Task description
The complete listing should be restated exactly.

Items listed in a dataset:
------------------------------------------------------------------------
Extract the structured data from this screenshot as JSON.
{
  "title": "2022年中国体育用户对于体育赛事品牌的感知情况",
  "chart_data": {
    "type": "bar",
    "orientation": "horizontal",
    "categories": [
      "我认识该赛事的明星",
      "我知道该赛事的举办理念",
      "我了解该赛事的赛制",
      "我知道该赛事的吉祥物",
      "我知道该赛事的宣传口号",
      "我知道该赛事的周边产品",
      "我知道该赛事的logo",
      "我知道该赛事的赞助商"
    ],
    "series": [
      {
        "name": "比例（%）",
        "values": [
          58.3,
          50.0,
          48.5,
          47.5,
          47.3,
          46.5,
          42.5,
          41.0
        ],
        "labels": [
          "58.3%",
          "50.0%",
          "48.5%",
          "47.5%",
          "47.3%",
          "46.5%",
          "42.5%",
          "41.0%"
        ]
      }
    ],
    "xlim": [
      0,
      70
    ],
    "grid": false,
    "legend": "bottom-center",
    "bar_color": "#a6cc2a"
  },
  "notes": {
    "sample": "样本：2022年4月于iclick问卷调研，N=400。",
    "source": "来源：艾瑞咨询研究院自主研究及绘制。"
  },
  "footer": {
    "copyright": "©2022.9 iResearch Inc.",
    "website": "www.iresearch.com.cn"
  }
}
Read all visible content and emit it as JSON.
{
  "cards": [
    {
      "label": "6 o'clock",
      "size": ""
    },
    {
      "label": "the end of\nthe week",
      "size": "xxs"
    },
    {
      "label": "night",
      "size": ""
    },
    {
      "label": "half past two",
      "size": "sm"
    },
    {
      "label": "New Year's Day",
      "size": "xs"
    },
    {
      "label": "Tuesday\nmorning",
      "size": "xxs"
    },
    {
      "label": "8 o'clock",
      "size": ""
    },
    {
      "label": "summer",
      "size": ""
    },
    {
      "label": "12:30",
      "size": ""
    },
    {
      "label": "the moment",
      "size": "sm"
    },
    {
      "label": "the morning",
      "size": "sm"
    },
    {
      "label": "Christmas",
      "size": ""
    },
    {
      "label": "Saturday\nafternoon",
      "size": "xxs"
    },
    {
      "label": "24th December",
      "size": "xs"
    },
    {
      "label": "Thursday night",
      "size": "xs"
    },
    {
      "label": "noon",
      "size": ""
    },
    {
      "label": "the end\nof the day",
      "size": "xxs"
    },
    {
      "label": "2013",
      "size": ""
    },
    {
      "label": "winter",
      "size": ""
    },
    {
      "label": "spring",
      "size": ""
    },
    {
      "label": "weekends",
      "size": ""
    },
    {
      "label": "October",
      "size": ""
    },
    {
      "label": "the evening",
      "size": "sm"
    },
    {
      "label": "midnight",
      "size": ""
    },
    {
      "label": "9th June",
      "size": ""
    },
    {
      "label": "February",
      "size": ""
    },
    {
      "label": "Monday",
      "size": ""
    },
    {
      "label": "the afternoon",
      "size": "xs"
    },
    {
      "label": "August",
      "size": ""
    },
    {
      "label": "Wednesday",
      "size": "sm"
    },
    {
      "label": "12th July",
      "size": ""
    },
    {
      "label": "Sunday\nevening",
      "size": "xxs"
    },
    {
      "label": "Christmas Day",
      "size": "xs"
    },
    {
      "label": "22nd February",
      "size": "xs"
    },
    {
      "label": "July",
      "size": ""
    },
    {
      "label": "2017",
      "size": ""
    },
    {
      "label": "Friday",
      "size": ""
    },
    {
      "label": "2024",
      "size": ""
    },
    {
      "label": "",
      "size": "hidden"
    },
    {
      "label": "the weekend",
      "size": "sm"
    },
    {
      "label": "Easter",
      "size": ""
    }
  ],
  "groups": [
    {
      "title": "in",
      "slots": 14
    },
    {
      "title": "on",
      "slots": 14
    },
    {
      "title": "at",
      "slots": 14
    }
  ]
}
------------------------------------------------------------------------
In response
Extract the structured data from this screenshot as JSON.
{
  "title": "2022年中国体育用户对于体育赛事品牌的感知情况",
  "chart_data": {
    "type": "bar",
    "orientation": "horizontal",
    "categories": [
      "我认识该赛事的明星",
      "我知道该赛事的举办理念",
      "我了解该赛事的赛制",
      "我知道该赛事的吉祥物",
      "我知道该赛事的宣传口号",
      "我知道该赛事的周边产品",
      "我知道该赛事的logo",
      "我知道该赛事的赞助商"
    ],
    "series": [
      {
        "name": "比例（%）",
        "values": [
          58.3,
          50.0,
          48.5,
          47.5,
          47.3,
          46.5,
          42.5,
          41.0
        ],
        "labels": [
          "58.3%",
          "50.0%",
          "48.5%",
          "47.5%",
          "47.3%",
          "46.5%",
          "42.5%",
          "41.0%"
        ]
      }
    ],
    "xlim": [
      0,
      70
    ],
    "grid": false,
    "legend": "bottom-center",
    "bar_color": "#a6cc2a"
  },
  "notes": {
    "sample": "样本：2022年4月于iclick问卷调研，N=400。",
    "source": "来源：艾瑞咨询研究院自主研究及绘制。"
  },
  "footer": {
    "copyright": "©2022.9 iResearch Inc.",
    "website": "www.iresearch.com.cn"
  }
}
Read all visible content and emit it as JSON.
{
  "cards": [
    {
      "label": "6 o'clock",
      "size": ""
    },
    {
      "label": "the end of\nthe week",
      "size": "xxs"
    },
    {
      "label": "night",
      "size": ""
    },
    {
      "label": "half past two",
      "size": "sm"
    },
    {
      "label": "New Year's Day",
      "size": "xs"
    },
    {
      "label": "Tuesday\nmorning",
      "size": "xxs"
    },
    {
      "label": "8 o'clock",
      "size": ""
    },
    {
      "label": "summer",
      "size": ""
    },
    {
      "label": "12:30",
      "size": ""
    },
    {
      "label": "the moment",
      "size": "sm"
    },
    {
      "label": "the morning",
      "size": "sm"
    },
    {
      "label": "Christmas",
      "size": ""
    },
    {
      "label": "Saturday\nafternoon",
      "size": "xxs"
    },
    {
      "label": "24th December",
      "size": "xs"
    },
    {
      "label": "Thursday night",
      "size": "xs"
    },
    {
      "label": "noon",
      "size": ""
    },
    {
      "label": "the end\nof the day",
      "size": "xxs"
    },
    {
      "label": "2013",
      "size": ""
    },
    {
      "label": "winter",
      "size": ""
    },
    {
      "label": "spring",
      "size": ""
    },
    {
      "label": "weekends",
      "size": ""
    },
    {
      "label": "October",
      "size": ""
    },
    {
      "label": "the evening",
      "size": "sm"
    },
    {
      "label": "midnight",
      "size": ""
    },
    {
      "label": "9th June",
      "size": ""
    },
    {
      "label": "February",
      "size": ""
    },
    {
      "label": "Monday",
      "size": ""
    },
    {
      "label": "the afternoon",
      "size": "xs"
    },
    {
      "label": "August",
      "size": ""
    },
    {
      "label": "Wednesday",
      "size": "sm"
    },
    {
      "label": "12th July",
      "size": ""
    },
    {
      "label": "Sunday\nevening",
      "size": "xxs"
    },
    {
      "label": "Christmas Day",
      "size": "xs"
    },
    {
      "label": "22nd February",
      "size": "xs"
    },
    {
      "label": "July",
      "size": ""
    },
    {
      "label": "2017",
      "size": ""
    },
    {
      "label": "Friday",
      "size": ""
    },
    {
      "label": "2024",
      "size": ""
    },
    {
      "label": "",
      "size": "hidden"
    },
    {
      "label": "the weekend",
      "size": "sm"
    },
    {
      "label": "Easter",
      "size": ""
    }
  ],
  "groups": [
    {
      "title": "in",
      "slots": 14
    },
    {
      "title": "on",
      "slots": 14
    },
    {
      "title": "at",
      "slots": 14
    }
  ]
}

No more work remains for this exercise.